**Data section:**
++++++++

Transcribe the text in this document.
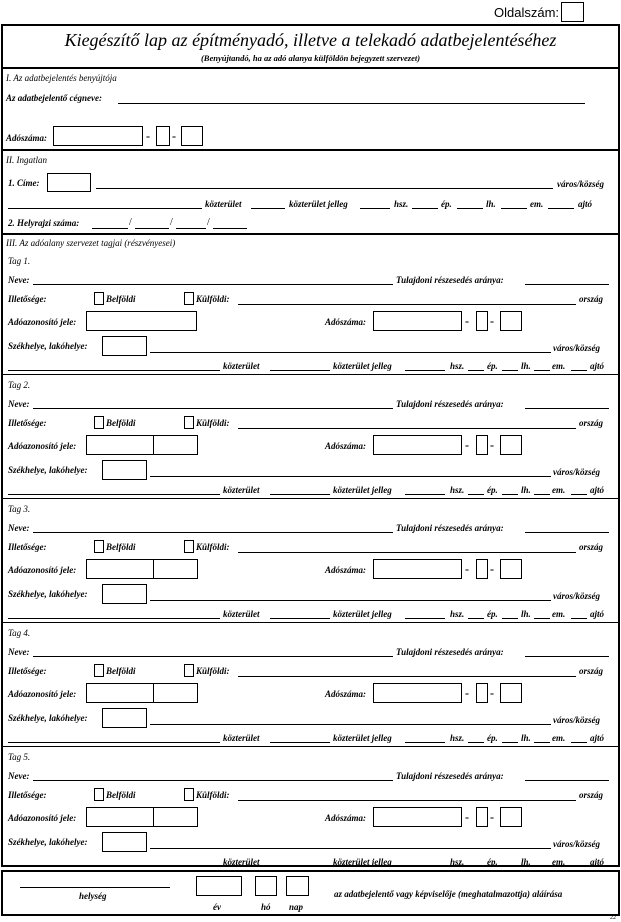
Oldalszám:
Kiegészítő lap az építményadó, illetve a telekadó adatbejelentéséhez
(Benyújtandó, ha az adó alanya külföldön bejegyzett szervezet)
I. Az adatbejelentés benyújtója
Az adatbejelentő cégneve:
Adószáma:	- -
II. Ingatlan
1. Címe:	város/község
közterület	közterület jelleg	hsz.	ép.	lh.	em.	ajtó
2. Helyrajzi száma:	/	/	/
III. Az adóalany szervezet tagjai (részvényesei)
Tag 1.
Neve:	Tulajdoni részesedés aránya:
Illetősége:	Belföldi	Külföldi:	ország
Adóazonosító jele:	Adószáma:	- -
Székhelye, lakóhelye:	város/község
közterület	közterület jelleg	hsz.	ép.	lh. em.	ajtó
Tag 2.
Neve:	Tulajdoni részesedés aránya:
Illetősége:	Belföldi	Külföldi:	ország
Adóazonosító jele:	Adószáma:	- -
Székhelye, lakóhelye:	város/község
közterület	közterület jelleg	hsz.	ép.	lh. em.	ajtó
Tag 3.
Neve:	Tulajdoni részesedés aránya:
Illetősége:	Belföldi	Külföldi:	ország
Adóazonosító jele:	Adószáma:	- -
Székhelye, lakóhelye:	város/község
közterület	közterület jelleg	hsz.	ép.	lh. em.	ajtó
Tag 4.
Neve:	Tulajdoni részesedés aránya:
Illetősége:	Belföldi	Külföldi:	ország
Adóazonosító jele:	Adószáma:	- -
Székhelye, lakóhelye:	város/község
közterület	közterület jelleg	hsz.	ép.	lh. em.	ajtó
Tag 5.
Neve:	Tulajdoni részesedés aránya:
Illetősége:	Belföldi	Külföldi:	ország
Adóazonosító jele:	Adószáma:	- -
Székhelye, lakóhelye:	város/község
közterület	közterület jelleg	hsz.	ép.	lh. em.	ajtó
helység
év	hó nap
az adatbejelentő vagy képviselője (meghatalmazottja) aláírása
22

++++++++

Except for the pictures, reproduce every line exactly.

**Result below:**
Transcribe the text in this document.
Oldalszám:
Kiegészítő lap az építményadó, illetve a telekadó adatbejelentéséhez
(Benyújtandó, ha az adó alanya külföldön bejegyzett szervezet)
I. Az adatbejelentés benyújtója
Az adatbejelentő cégneve:
Adószáma:	- -
II. Ingatlan
1. Címe:	város/község
közterület	közterület jelleg	hsz.	ép.	lh.	em.	ajtó
2. Helyrajzi száma:	/	/	/
III. Az adóalany szervezet tagjai (részvényesei)
Tag 1.
Neve:	Tulajdoni részesedés aránya:
Illetősége:	Belföldi	Külföldi:	ország
Adóazonosító jele:	Adószáma:	- -
Székhelye, lakóhelye:	város/község
közterület	közterület jelleg	hsz.	ép.	lh. em.	ajtó
Tag 2.
Neve:	Tulajdoni részesedés aránya:
Illetősége:	Belföldi	Külföldi:	ország
Adóazonosító jele:	Adószáma:	- -
Székhelye, lakóhelye:	város/község
közterület	közterület jelleg	hsz.	ép.	lh. em.	ajtó
Tag 3.
Neve:	Tulajdoni részesedés aránya:
Illetősége:	Belföldi	Külföldi:	ország
Adóazonosító jele:	Adószáma:	- -
Székhelye, lakóhelye:	város/község
közterület	közterület jelleg	hsz.	ép.	lh. em.	ajtó
Tag 4.
Neve:	Tulajdoni részesedés aránya:
Illetősége:	Belföldi	Külföldi:	ország
Adóazonosító jele:	Adószáma:	- -
Székhelye, lakóhelye:	város/község
közterület	közterület jelleg	hsz.	ép.	lh. em.	ajtó
Tag 5.
Neve:	Tulajdoni részesedés aránya:
Illetősége:	Belföldi	Külföldi:	ország
Adóazonosító jele:	Adószáma:	- -
Székhelye, lakóhelye:	város/község
közterület	közterület jelleg	hsz.	ép.	lh. em.	ajtó
helység
év	hó nap
az adatbejelentő vagy képviselője (meghatalmazottja) aláírása
22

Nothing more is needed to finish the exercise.